— begin —
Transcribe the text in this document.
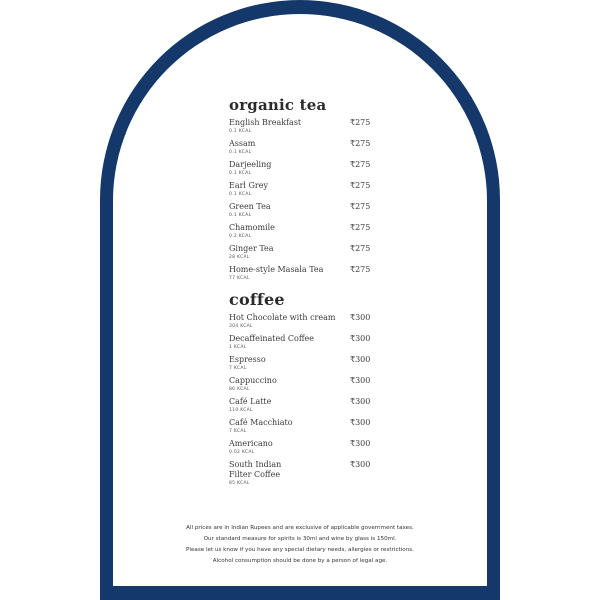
organic tea
English Breakfast	₹275
0.1 KCAL
Assam	₹275
0.1 KCAL
Darjeeling	₹275
0.1 KCAL
Earl Grey	₹275
0.1 KCAL
Green Tea	₹275
0.1 KCAL
Chamomile	₹275
0.2 KCAL
Ginger Tea	₹275
28 KCAL
Home-style Masala Tea	₹275
77 KCAL
coffee
Hot Chocolate with cream	₹300
304 KCAL
Decaffeinated Coffee	₹300
1 KCAL
Espresso	₹300
7 KCAL
Cappuccino	₹300
86 KCAL
Café Latte	₹300
110 KCAL
Café Macchiato	₹300
7 KCAL
Americano	₹300
0.02 KCAL
South Indian Filter Coffee
₹300
85 KCAL
All prices are in Indian Rupees and are exclusive of applicable government taxes.
Our standard measure for spirits is 30ml and wine by glass is 150ml.
Please let us know if you have any special dietary needs, allergies or restrictions.
Alcohol consumption should be done by a person of legal age.
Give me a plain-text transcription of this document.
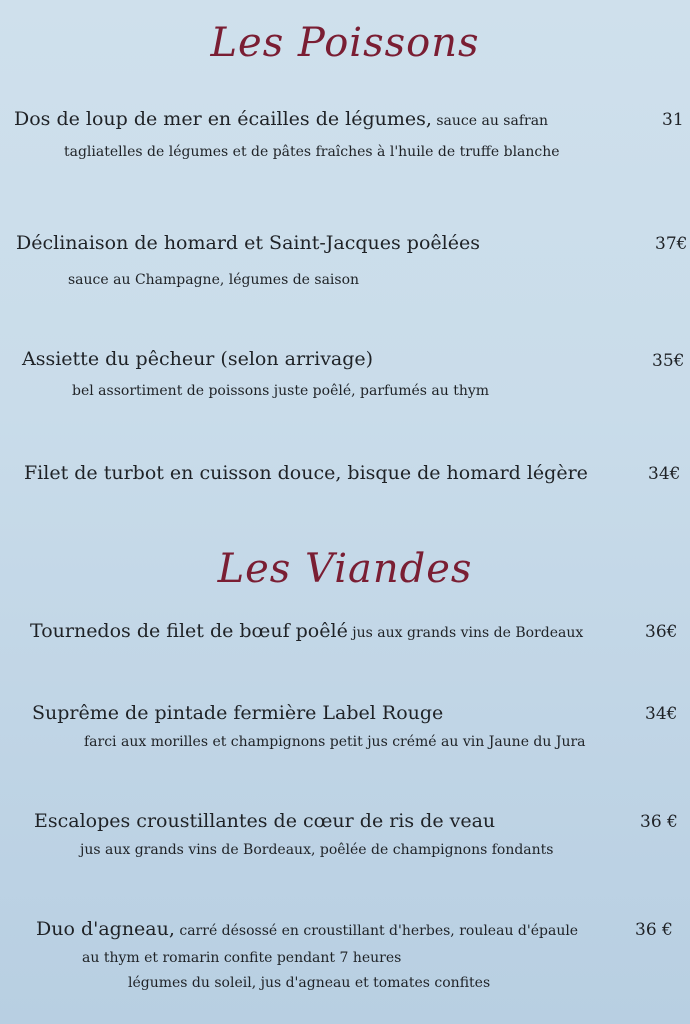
Les Poissons
Dos de loup de mer en écailles de légumes, sauce au safran	31
tagliatelles de légumes et de pâtes fraîches à l'huile de truffe blanche
Déclinaison de homard et Saint-Jacques poêlées	37€
sauce au Champagne, légumes de saison
Assiette du pêcheur (selon arrivage)	35€
bel assortiment de poissons juste poêlé, parfumés au thym
Filet de turbot en cuisson douce, bisque de homard légère	34€
Les Viandes
Tournedos de filet de bœuf poêlé jus aux grands vins de Bordeaux	36€
Suprême de pintade fermière Label Rouge	34€
farci aux morilles et champignons petit jus crémé au vin Jaune du Jura
Escalopes croustillantes de cœur de ris de veau	36 €
jus aux grands vins de Bordeaux, poêlée de champignons fondants
Duo d'agneau, carré désossé en croustillant d'herbes, rouleau d'épaule	36 €
au thym et romarin confite pendant 7 heures
légumes du soleil, jus d'agneau et tomates confites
— end —
Leave out the pictures and repeat everything else in the records exactly.

Transcribe the text in this document.
organic tea
English Breakfast	₹275
0.1 KCAL
Assam	₹275
0.1 KCAL
Darjeeling	₹275
0.1 KCAL
Earl Grey	₹275
0.1 KCAL
Green Tea	₹275
0.1 KCAL
Chamomile	₹275
0.2 KCAL
Ginger Tea	₹275
28 KCAL
Home-style Masala Tea	₹275
77 KCAL
coffee
Hot Chocolate with cream	₹300
304 KCAL
Decaffeinated Coffee	₹300
1 KCAL
Espresso	₹300
7 KCAL
Cappuccino	₹300
86 KCAL
Café Latte	₹300
110 KCAL
Café Macchiato	₹300
7 KCAL
Americano	₹300
0.02 KCAL
South Indian Filter Coffee
₹300
85 KCAL
All prices are in Indian Rupees and are exclusive of applicable government taxes.
Our standard measure for spirits is 30ml and wine by glass is 150ml.
Please let us know if you have any special dietary needs, allergies or restrictions.
Alcohol consumption should be done by a person of legal age.
Give me a plain-text transcription of this document.
Les Poissons
Dos de loup de mer en écailles de légumes, sauce au safran	31
tagliatelles de légumes et de pâtes fraîches à l'huile de truffe blanche
Déclinaison de homard et Saint-Jacques poêlées	37€
sauce au Champagne, légumes de saison
Assiette du pêcheur (selon arrivage)	35€
bel assortiment de poissons juste poêlé, parfumés au thym
Filet de turbot en cuisson douce, bisque de homard légère	34€
Les Viandes
Tournedos de filet de bœuf poêlé jus aux grands vins de Bordeaux	36€
Suprême de pintade fermière Label Rouge	34€
farci aux morilles et champignons petit jus crémé au vin Jaune du Jura
Escalopes croustillantes de cœur de ris de veau	36 €
jus aux grands vins de Bordeaux, poêlée de champignons fondants
Duo d'agneau, carré désossé en croustillant d'herbes, rouleau d'épaule	36 €
au thym et romarin confite pendant 7 heures
légumes du soleil, jus d'agneau et tomates confites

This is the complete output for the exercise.